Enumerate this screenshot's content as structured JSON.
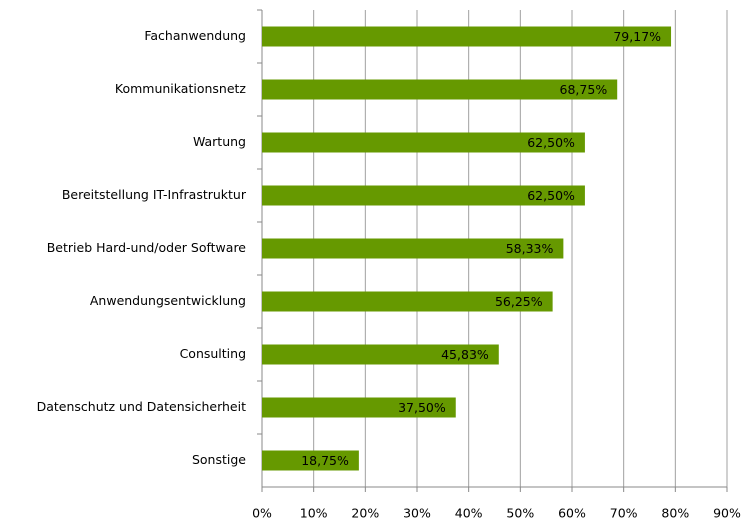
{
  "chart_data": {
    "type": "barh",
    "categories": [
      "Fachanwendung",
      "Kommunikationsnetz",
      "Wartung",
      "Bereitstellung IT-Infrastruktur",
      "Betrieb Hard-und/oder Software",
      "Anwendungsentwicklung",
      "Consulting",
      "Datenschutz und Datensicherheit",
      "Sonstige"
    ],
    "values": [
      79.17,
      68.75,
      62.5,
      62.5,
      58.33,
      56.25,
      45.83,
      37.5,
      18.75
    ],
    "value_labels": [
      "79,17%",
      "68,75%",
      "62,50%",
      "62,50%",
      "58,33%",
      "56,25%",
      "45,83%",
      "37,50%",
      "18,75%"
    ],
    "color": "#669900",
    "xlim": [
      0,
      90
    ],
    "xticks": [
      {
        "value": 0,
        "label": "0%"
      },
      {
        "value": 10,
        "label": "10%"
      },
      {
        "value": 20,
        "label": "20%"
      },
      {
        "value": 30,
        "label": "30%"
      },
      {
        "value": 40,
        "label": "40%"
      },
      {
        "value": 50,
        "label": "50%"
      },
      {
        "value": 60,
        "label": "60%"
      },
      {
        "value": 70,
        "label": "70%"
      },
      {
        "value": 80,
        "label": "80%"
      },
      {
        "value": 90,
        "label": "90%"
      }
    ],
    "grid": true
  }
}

---

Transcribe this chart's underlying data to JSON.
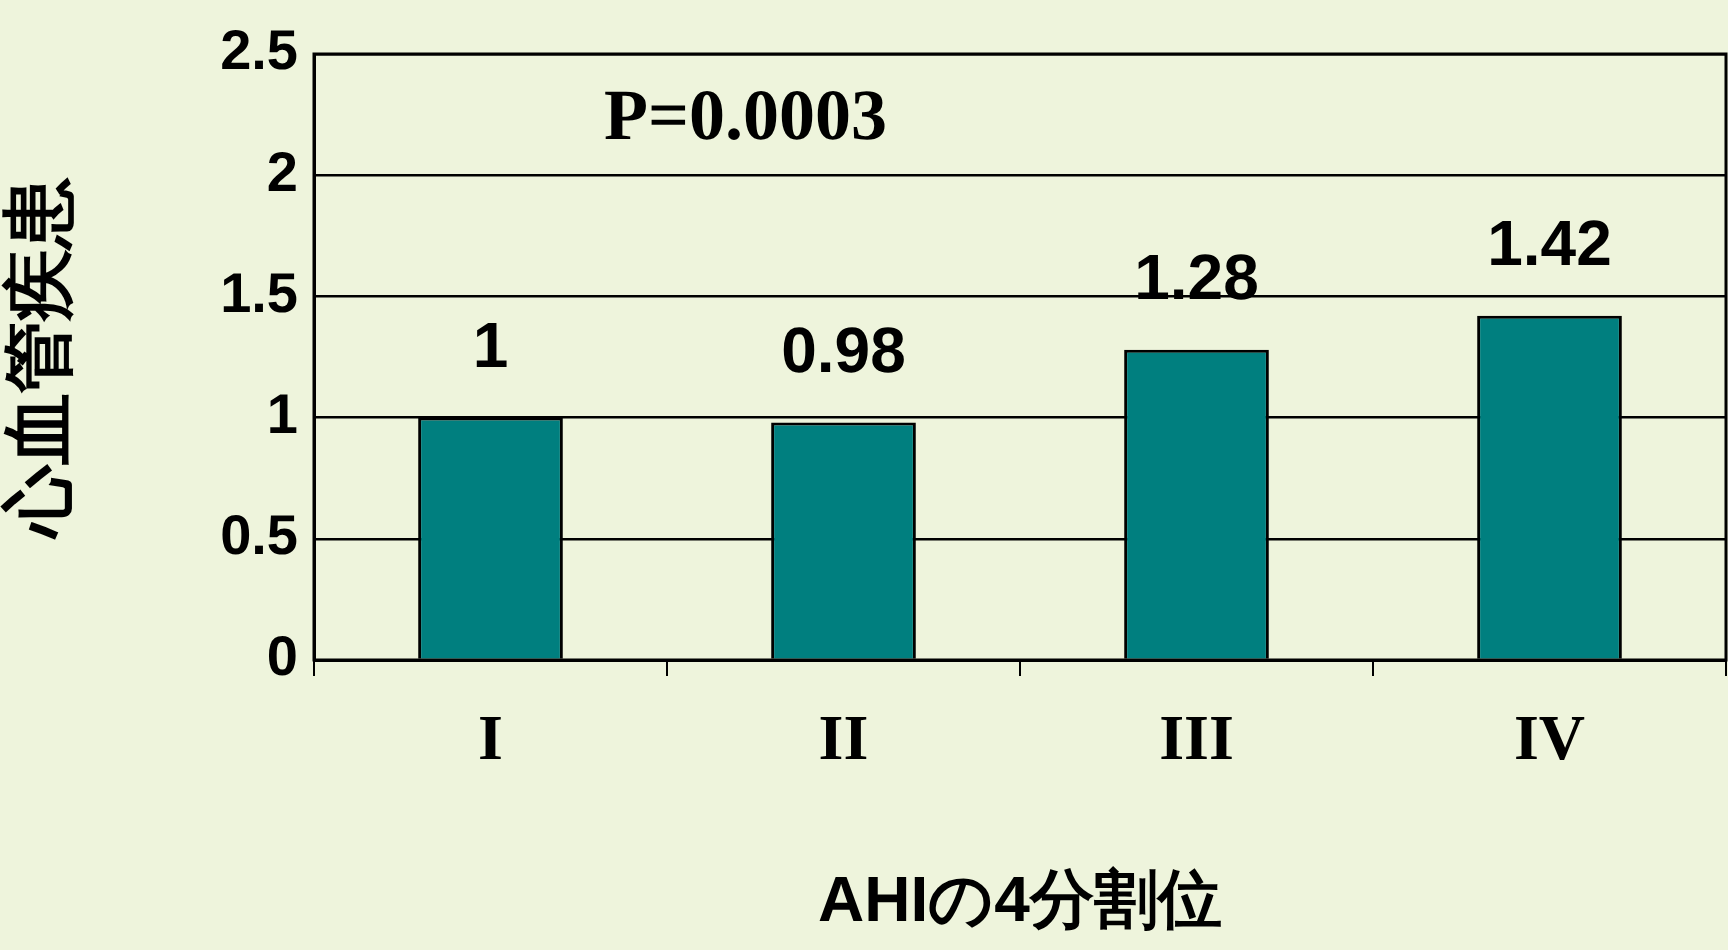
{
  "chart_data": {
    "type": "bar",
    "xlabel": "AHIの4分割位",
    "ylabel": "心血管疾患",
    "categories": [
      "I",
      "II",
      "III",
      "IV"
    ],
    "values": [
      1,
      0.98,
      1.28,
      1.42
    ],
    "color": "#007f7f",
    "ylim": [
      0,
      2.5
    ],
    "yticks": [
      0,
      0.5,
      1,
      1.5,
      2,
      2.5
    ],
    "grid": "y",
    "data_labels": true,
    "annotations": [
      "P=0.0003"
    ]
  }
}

Written problem
Say the number of lines in the records above that include the string "this", and no more.

In response
2